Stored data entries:
────
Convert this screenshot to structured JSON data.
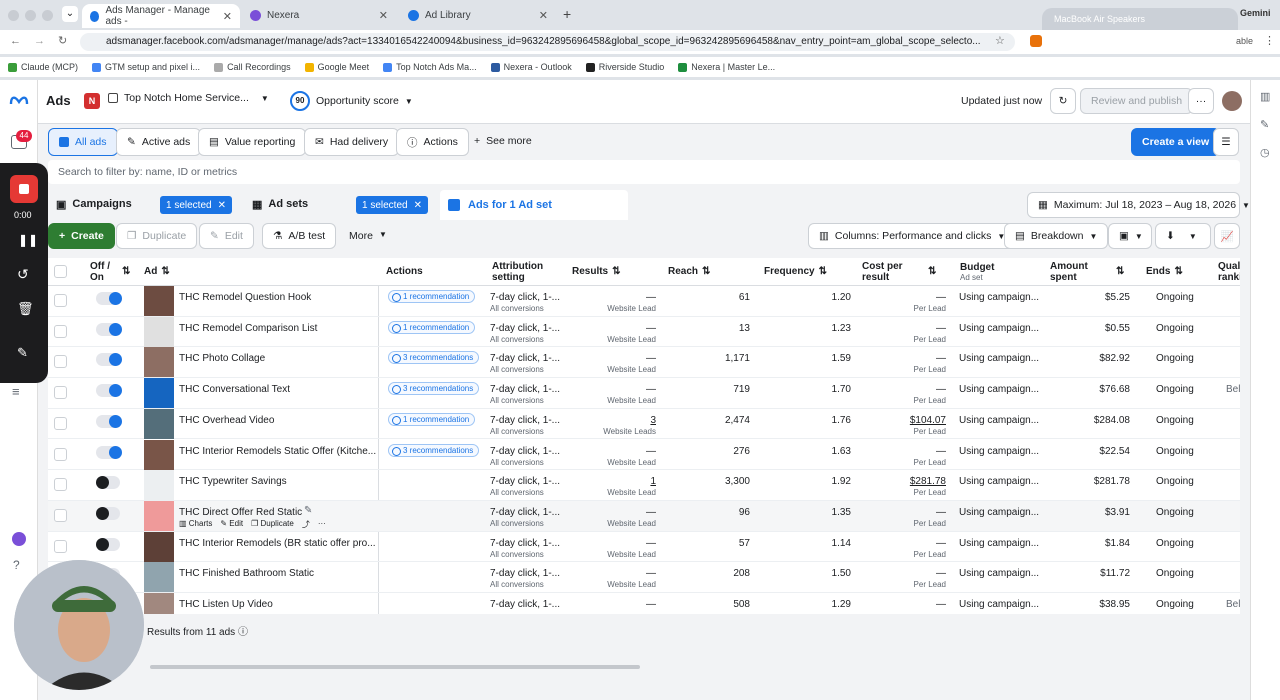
{
  "browser": {
    "tabs": [
      {
        "label": "Ads Manager - Manage ads -",
        "active": true
      },
      {
        "label": "Nexera",
        "active": false
      },
      {
        "label": "Ad Library",
        "active": false
      }
    ],
    "url": "adsmanager.facebook.com/adsmanager/manage/ads?act=1334016542240094&business_id=963242895696458&global_scope_id=963242895696458&nav_entry_point=am_global_scope_selecto...",
    "bookmarks": [
      "Claude (MCP)",
      "GTM setup and pixel i...",
      "Call Recordings",
      "Google Meet",
      "Top Notch Ads Ma...",
      "Nexera - Outlook",
      "Riverside Studio",
      "Nexera | Master Le..."
    ],
    "popup_title": "MacBook Air Speakers",
    "corner_text": "Gemini",
    "corner_text2": "able"
  },
  "header": {
    "section": "Ads",
    "account_badge": "N",
    "account_name": "Top Notch Home Service...",
    "score_value": "90",
    "score_label": "Opportunity score",
    "updated": "Updated just now",
    "review_publish": "Review and publish",
    "notif_count": "44"
  },
  "filters": {
    "tabs": [
      "All ads",
      "Active ads",
      "Value reporting",
      "Had delivery",
      "Actions"
    ],
    "see_more": "See more",
    "create_view": "Create a view"
  },
  "search": {
    "placeholder": "Search to filter by: name, ID or metrics"
  },
  "levels": {
    "campaigns": "Campaigns",
    "campaigns_chip": "1 selected",
    "adsets": "Ad sets",
    "adsets_chip": "1 selected",
    "ads": "Ads for 1 Ad set",
    "date_range": "Maximum: Jul 18, 2023 – Aug 18, 2026"
  },
  "toolbar": {
    "create": "Create",
    "duplicate": "Duplicate",
    "edit": "Edit",
    "ab_test": "A/B test",
    "more": "More",
    "columns": "Columns: Performance and clicks",
    "breakdown": "Breakdown"
  },
  "recorder": {
    "time": "0:00"
  },
  "table": {
    "headers": {
      "onoff": "Off / On",
      "ad": "Ad",
      "actions": "Actions",
      "attribution": "Attribution setting",
      "results": "Results",
      "reach": "Reach",
      "frequency": "Frequency",
      "cost": "Cost per result",
      "budget": "Budget",
      "budget_sub": "Ad set",
      "spent": "Amount spent",
      "ends": "Ends",
      "quality": "Quali ranki"
    },
    "rows": [
      {
        "name": "THC Remodel Question Hook",
        "on": true,
        "rec": "1 recommendation",
        "attr": "7-day click, 1-...",
        "attr_sub": "All conversions",
        "result": "—",
        "result_sub": "Website Lead",
        "reach": "61",
        "freq": "1.20",
        "cost": "—",
        "cost_sub": "Per Lead",
        "budget": "Using campaign...",
        "spent": "$5.25",
        "ends": "Ongoing",
        "quality": ""
      },
      {
        "name": "THC Remodel Comparison List",
        "on": true,
        "rec": "1 recommendation",
        "attr": "7-day click, 1-...",
        "attr_sub": "All conversions",
        "result": "—",
        "result_sub": "Website Lead",
        "reach": "13",
        "freq": "1.23",
        "cost": "—",
        "cost_sub": "Per Lead",
        "budget": "Using campaign...",
        "spent": "$0.55",
        "ends": "Ongoing",
        "quality": ""
      },
      {
        "name": "THC Photo Collage",
        "on": true,
        "rec": "3 recommendations",
        "attr": "7-day click, 1-...",
        "attr_sub": "All conversions",
        "result": "—",
        "result_sub": "Website Lead",
        "reach": "1,171",
        "freq": "1.59",
        "cost": "—",
        "cost_sub": "Per Lead",
        "budget": "Using campaign...",
        "spent": "$82.92",
        "ends": "Ongoing",
        "quality": ""
      },
      {
        "name": "THC Conversational Text",
        "on": true,
        "rec": "3 recommendations",
        "attr": "7-day click, 1-...",
        "attr_sub": "All conversions",
        "result": "—",
        "result_sub": "Website Lead",
        "reach": "719",
        "freq": "1.70",
        "cost": "—",
        "cost_sub": "Per Lead",
        "budget": "Using campaign...",
        "spent": "$76.68",
        "ends": "Ongoing",
        "quality": "Belo"
      },
      {
        "name": "THC Overhead Video",
        "on": true,
        "rec": "1 recommendation",
        "attr": "7-day click, 1-...",
        "attr_sub": "All conversions",
        "result": "3",
        "result_sub": "Website Leads",
        "reach": "2,474",
        "freq": "1.76",
        "cost": "$104.07",
        "cost_sub": "Per Lead",
        "budget": "Using campaign...",
        "spent": "$284.08",
        "ends": "Ongoing",
        "quality": ""
      },
      {
        "name": "THC Interior Remodels Static Offer (Kitche...",
        "on": true,
        "rec": "3 recommendations",
        "attr": "7-day click, 1-...",
        "attr_sub": "All conversions",
        "result": "—",
        "result_sub": "Website Lead",
        "reach": "276",
        "freq": "1.63",
        "cost": "—",
        "cost_sub": "Per Lead",
        "budget": "Using campaign...",
        "spent": "$22.54",
        "ends": "Ongoing",
        "quality": ""
      },
      {
        "name": "THC Typewriter Savings",
        "on": false,
        "rec": "",
        "attr": "7-day click, 1-...",
        "attr_sub": "All conversions",
        "result": "1",
        "result_sub": "Website Lead",
        "reach": "3,300",
        "freq": "1.92",
        "cost": "$281.78",
        "cost_sub": "Per Lead",
        "budget": "Using campaign...",
        "spent": "$281.78",
        "ends": "Ongoing",
        "quality": ""
      },
      {
        "name": "THC Direct Offer Red Static",
        "on": false,
        "rec": "",
        "attr": "7-day click, 1-...",
        "attr_sub": "All conversions",
        "result": "—",
        "result_sub": "Website Lead",
        "reach": "96",
        "freq": "1.35",
        "cost": "—",
        "cost_sub": "Per Lead",
        "budget": "Using campaign...",
        "spent": "$3.91",
        "ends": "Ongoing",
        "quality": "",
        "hover": true
      },
      {
        "name": "THC Interior Remodels (BR static offer pro...",
        "on": false,
        "rec": "",
        "attr": "7-day click, 1-...",
        "attr_sub": "All conversions",
        "result": "—",
        "result_sub": "Website Lead",
        "reach": "57",
        "freq": "1.14",
        "cost": "—",
        "cost_sub": "Per Lead",
        "budget": "Using campaign...",
        "spent": "$1.84",
        "ends": "Ongoing",
        "quality": ""
      },
      {
        "name": "THC Finished Bathroom Static",
        "on": false,
        "rec": "",
        "attr": "7-day click, 1-...",
        "attr_sub": "All conversions",
        "result": "—",
        "result_sub": "Website Lead",
        "reach": "208",
        "freq": "1.50",
        "cost": "—",
        "cost_sub": "Per Lead",
        "budget": "Using campaign...",
        "spent": "$11.72",
        "ends": "Ongoing",
        "quality": ""
      },
      {
        "name": "THC Listen Up Video",
        "on": false,
        "rec": "",
        "attr": "7-day click, 1-...",
        "attr_sub": "",
        "result": "—",
        "result_sub": "",
        "reach": "508",
        "freq": "1.29",
        "cost": "—",
        "cost_sub": "",
        "budget": "Using campaign...",
        "spent": "$38.95",
        "ends": "Ongoing",
        "quality": "Belo"
      }
    ],
    "hover_actions": [
      "Charts",
      "Edit",
      "Duplicate"
    ],
    "footer": "Results from 11 ads"
  },
  "colors": {
    "accent": "#1b74e4",
    "create_green": "#2e7d32"
  }
}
────
— GIVEN INSTRUCTION —
Collect every line with the string "Results" from the records, and copy each.

— CORRECT RESPONSE —
      "results": "Results",
    "footer": "Results from 11 ads"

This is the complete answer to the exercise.